▸ Exercise details
Transcribe all the records exactly and omit any images they hold.

▸ Records supplied
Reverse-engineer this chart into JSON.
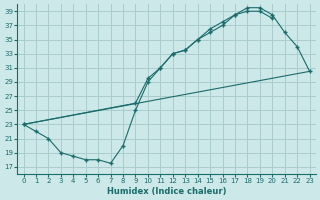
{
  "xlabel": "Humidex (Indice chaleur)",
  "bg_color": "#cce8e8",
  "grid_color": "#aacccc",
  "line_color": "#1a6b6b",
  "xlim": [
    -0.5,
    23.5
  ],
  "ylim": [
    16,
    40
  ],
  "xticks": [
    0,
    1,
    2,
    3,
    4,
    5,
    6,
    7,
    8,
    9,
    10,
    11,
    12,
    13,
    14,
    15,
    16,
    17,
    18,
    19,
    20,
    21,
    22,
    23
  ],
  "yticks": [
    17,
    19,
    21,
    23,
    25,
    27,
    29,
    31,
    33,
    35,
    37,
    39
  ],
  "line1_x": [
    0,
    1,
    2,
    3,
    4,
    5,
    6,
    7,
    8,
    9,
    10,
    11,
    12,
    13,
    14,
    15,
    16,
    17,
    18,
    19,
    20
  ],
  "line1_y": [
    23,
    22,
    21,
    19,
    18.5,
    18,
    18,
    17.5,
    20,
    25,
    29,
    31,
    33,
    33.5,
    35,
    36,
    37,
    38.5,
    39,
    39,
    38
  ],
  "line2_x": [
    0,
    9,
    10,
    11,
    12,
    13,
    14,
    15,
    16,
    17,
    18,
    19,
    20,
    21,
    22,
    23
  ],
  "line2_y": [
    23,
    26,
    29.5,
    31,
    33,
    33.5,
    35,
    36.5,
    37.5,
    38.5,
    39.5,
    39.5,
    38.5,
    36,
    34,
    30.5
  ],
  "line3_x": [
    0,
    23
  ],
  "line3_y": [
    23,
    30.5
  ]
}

▸ Answer
Reverse-engineer this chart into JSON.
{
  "xlabel": "Humidex (Indice chaleur)",
  "bg_color": "#cce8e8",
  "grid_color": "#aacccc",
  "line_color": "#1a6b6b",
  "xlim": [
    -0.5,
    23.5
  ],
  "ylim": [
    16,
    40
  ],
  "xticks": [
    0,
    1,
    2,
    3,
    4,
    5,
    6,
    7,
    8,
    9,
    10,
    11,
    12,
    13,
    14,
    15,
    16,
    17,
    18,
    19,
    20,
    21,
    22,
    23
  ],
  "yticks": [
    17,
    19,
    21,
    23,
    25,
    27,
    29,
    31,
    33,
    35,
    37,
    39
  ],
  "line1_x": [
    0,
    1,
    2,
    3,
    4,
    5,
    6,
    7,
    8,
    9,
    10,
    11,
    12,
    13,
    14,
    15,
    16,
    17,
    18,
    19,
    20
  ],
  "line1_y": [
    23,
    22,
    21,
    19,
    18.5,
    18,
    18,
    17.5,
    20,
    25,
    29,
    31,
    33,
    33.5,
    35,
    36,
    37,
    38.5,
    39,
    39,
    38
  ],
  "line2_x": [
    0,
    9,
    10,
    11,
    12,
    13,
    14,
    15,
    16,
    17,
    18,
    19,
    20,
    21,
    22,
    23
  ],
  "line2_y": [
    23,
    26,
    29.5,
    31,
    33,
    33.5,
    35,
    36.5,
    37.5,
    38.5,
    39.5,
    39.5,
    38.5,
    36,
    34,
    30.5
  ],
  "line3_x": [
    0,
    23
  ],
  "line3_y": [
    23,
    30.5
  ]
}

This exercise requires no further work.